▶ **YOUR INSTRUCTIONS**: Set down the data below without change, skipping the pictures it holds.

========================================

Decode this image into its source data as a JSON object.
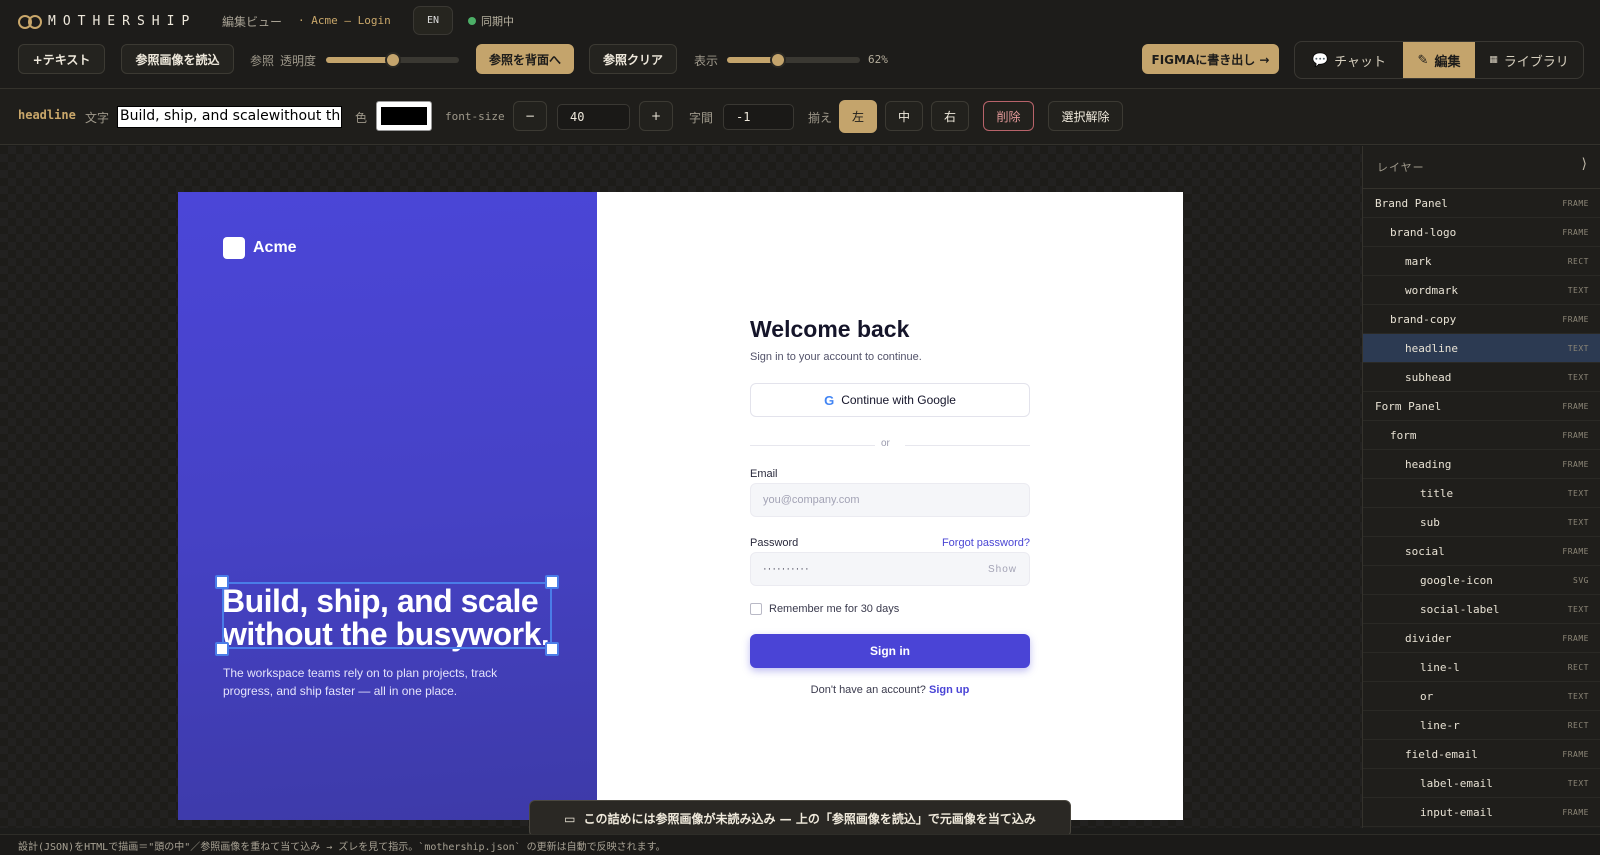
{
  "app": {
    "name": "MOTHERSHIP",
    "view_label": "編集ビュー",
    "project": "· Acme — Login",
    "lang": "EN",
    "sync_status": "同期中"
  },
  "toolbar": {
    "add_text": "+テキスト",
    "load_ref": "参照画像を読込",
    "ref_label": "参照",
    "opacity_label": "透明度",
    "opacity_value": 0.5,
    "ref_to_back": "参照を背面へ",
    "ref_clear": "参照クリア",
    "zoom_label": "表示",
    "zoom_percent": "62%",
    "zoom_value": 0.38,
    "export_figma": "FIGMAに書き出し →"
  },
  "mode_tabs": [
    {
      "label": "チャット",
      "icon": "chat-icon",
      "active": false
    },
    {
      "label": "編集",
      "icon": "pencil-icon",
      "active": true
    },
    {
      "label": "ライブラリ",
      "icon": "library-icon",
      "active": false
    }
  ],
  "props": {
    "selected_name": "headline",
    "text_label": "文字",
    "text_value": "Build, ship, and scalewithout the busywork.",
    "color_label": "色",
    "color_value": "#000000",
    "font_size_label": "font-size",
    "minus": "−",
    "font_size": "40",
    "plus": "+",
    "spacing_label": "字間",
    "spacing": "-1",
    "align_label": "揃え",
    "align_left": "左",
    "align_center": "中",
    "align_right": "右",
    "delete": "削除",
    "deselect": "選択解除"
  },
  "design": {
    "brand_name": "Acme",
    "headline_line1": "Build, ship, and scale",
    "headline_line2": "without the busywork.",
    "subhead": "The workspace teams rely on to plan projects, track progress, and ship faster — all in one place.",
    "form_title": "Welcome back",
    "form_sub": "Sign in to your account to continue.",
    "google_label": "Continue with Google",
    "or": "or",
    "email_label": "Email",
    "email_placeholder": "you@company.com",
    "password_label": "Password",
    "forgot": "Forgot password?",
    "password_value": "··········",
    "show": "Show",
    "remember": "Remember me for 30 days",
    "sign_in": "Sign in",
    "no_account": "Don't have an account?",
    "sign_up": "Sign up"
  },
  "layers": {
    "title": "レイヤー",
    "collapse": "⟩",
    "items": [
      {
        "name": "Brand Panel",
        "type": "FRAME",
        "depth": 0
      },
      {
        "name": "brand-logo",
        "type": "FRAME",
        "depth": 1
      },
      {
        "name": "mark",
        "type": "RECT",
        "depth": 2
      },
      {
        "name": "wordmark",
        "type": "TEXT",
        "depth": 2
      },
      {
        "name": "brand-copy",
        "type": "FRAME",
        "depth": 1
      },
      {
        "name": "headline",
        "type": "TEXT",
        "depth": 2,
        "selected": true
      },
      {
        "name": "subhead",
        "type": "TEXT",
        "depth": 2
      },
      {
        "name": "Form Panel",
        "type": "FRAME",
        "depth": 0
      },
      {
        "name": "form",
        "type": "FRAME",
        "depth": 1
      },
      {
        "name": "heading",
        "type": "FRAME",
        "depth": 2
      },
      {
        "name": "title",
        "type": "TEXT",
        "depth": 3
      },
      {
        "name": "sub",
        "type": "TEXT",
        "depth": 3
      },
      {
        "name": "social",
        "type": "FRAME",
        "depth": 2
      },
      {
        "name": "google-icon",
        "type": "SVG",
        "depth": 3
      },
      {
        "name": "social-label",
        "type": "TEXT",
        "depth": 3
      },
      {
        "name": "divider",
        "type": "FRAME",
        "depth": 2
      },
      {
        "name": "line-l",
        "type": "RECT",
        "depth": 3
      },
      {
        "name": "or",
        "type": "TEXT",
        "depth": 3
      },
      {
        "name": "line-r",
        "type": "RECT",
        "depth": 3
      },
      {
        "name": "field-email",
        "type": "FRAME",
        "depth": 2
      },
      {
        "name": "label-email",
        "type": "TEXT",
        "depth": 3
      },
      {
        "name": "input-email",
        "type": "FRAME",
        "depth": 3
      }
    ]
  },
  "toast": "この詰めには参照画像が未読み込み — 上の「参照画像を読込」で元画像を当て込み",
  "status_bar": "設計(JSON)をHTMLで描画＝\"頭の中\"／参照画像を重ねて当て込み → ズレを見て指示。`mothership.json` の更新は自動で反映されます。"
}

========================================

▶ **OUTPUT OF THE TASK**:
Decode this image into its source data as a JSON object.
{
  "app": {
    "name": "MOTHERSHIP",
    "view_label": "編集ビュー",
    "project": "· Acme — Login",
    "lang": "EN",
    "sync_status": "同期中"
  },
  "toolbar": {
    "add_text": "+テキスト",
    "load_ref": "参照画像を読込",
    "ref_label": "参照",
    "opacity_label": "透明度",
    "opacity_value": 0.5,
    "ref_to_back": "参照を背面へ",
    "ref_clear": "参照クリア",
    "zoom_label": "表示",
    "zoom_percent": "62%",
    "zoom_value": 0.38,
    "export_figma": "FIGMAに書き出し →"
  },
  "mode_tabs": [
    {
      "label": "チャット",
      "icon": "chat-icon",
      "active": false
    },
    {
      "label": "編集",
      "icon": "pencil-icon",
      "active": true
    },
    {
      "label": "ライブラリ",
      "icon": "library-icon",
      "active": false
    }
  ],
  "props": {
    "selected_name": "headline",
    "text_label": "文字",
    "text_value": "Build, ship, and scalewithout the busywork.",
    "color_label": "色",
    "color_value": "#000000",
    "font_size_label": "font-size",
    "minus": "−",
    "font_size": "40",
    "plus": "+",
    "spacing_label": "字間",
    "spacing": "-1",
    "align_label": "揃え",
    "align_left": "左",
    "align_center": "中",
    "align_right": "右",
    "delete": "削除",
    "deselect": "選択解除"
  },
  "design": {
    "brand_name": "Acme",
    "headline_line1": "Build, ship, and scale",
    "headline_line2": "without the busywork.",
    "subhead": "The workspace teams rely on to plan projects, track progress, and ship faster — all in one place.",
    "form_title": "Welcome back",
    "form_sub": "Sign in to your account to continue.",
    "google_label": "Continue with Google",
    "or": "or",
    "email_label": "Email",
    "email_placeholder": "you@company.com",
    "password_label": "Password",
    "forgot": "Forgot password?",
    "password_value": "··········",
    "show": "Show",
    "remember": "Remember me for 30 days",
    "sign_in": "Sign in",
    "no_account": "Don't have an account?",
    "sign_up": "Sign up"
  },
  "layers": {
    "title": "レイヤー",
    "collapse": "⟩",
    "items": [
      {
        "name": "Brand Panel",
        "type": "FRAME",
        "depth": 0
      },
      {
        "name": "brand-logo",
        "type": "FRAME",
        "depth": 1
      },
      {
        "name": "mark",
        "type": "RECT",
        "depth": 2
      },
      {
        "name": "wordmark",
        "type": "TEXT",
        "depth": 2
      },
      {
        "name": "brand-copy",
        "type": "FRAME",
        "depth": 1
      },
      {
        "name": "headline",
        "type": "TEXT",
        "depth": 2,
        "selected": true
      },
      {
        "name": "subhead",
        "type": "TEXT",
        "depth": 2
      },
      {
        "name": "Form Panel",
        "type": "FRAME",
        "depth": 0
      },
      {
        "name": "form",
        "type": "FRAME",
        "depth": 1
      },
      {
        "name": "heading",
        "type": "FRAME",
        "depth": 2
      },
      {
        "name": "title",
        "type": "TEXT",
        "depth": 3
      },
      {
        "name": "sub",
        "type": "TEXT",
        "depth": 3
      },
      {
        "name": "social",
        "type": "FRAME",
        "depth": 2
      },
      {
        "name": "google-icon",
        "type": "SVG",
        "depth": 3
      },
      {
        "name": "social-label",
        "type": "TEXT",
        "depth": 3
      },
      {
        "name": "divider",
        "type": "FRAME",
        "depth": 2
      },
      {
        "name": "line-l",
        "type": "RECT",
        "depth": 3
      },
      {
        "name": "or",
        "type": "TEXT",
        "depth": 3
      },
      {
        "name": "line-r",
        "type": "RECT",
        "depth": 3
      },
      {
        "name": "field-email",
        "type": "FRAME",
        "depth": 2
      },
      {
        "name": "label-email",
        "type": "TEXT",
        "depth": 3
      },
      {
        "name": "input-email",
        "type": "FRAME",
        "depth": 3
      }
    ]
  },
  "toast": "この詰めには参照画像が未読み込み — 上の「参照画像を読込」で元画像を当て込み",
  "status_bar": "設計(JSON)をHTMLで描画＝\"頭の中\"／参照画像を重ねて当て込み → ズレを見て指示。`mothership.json` の更新は自動で反映されます。"
}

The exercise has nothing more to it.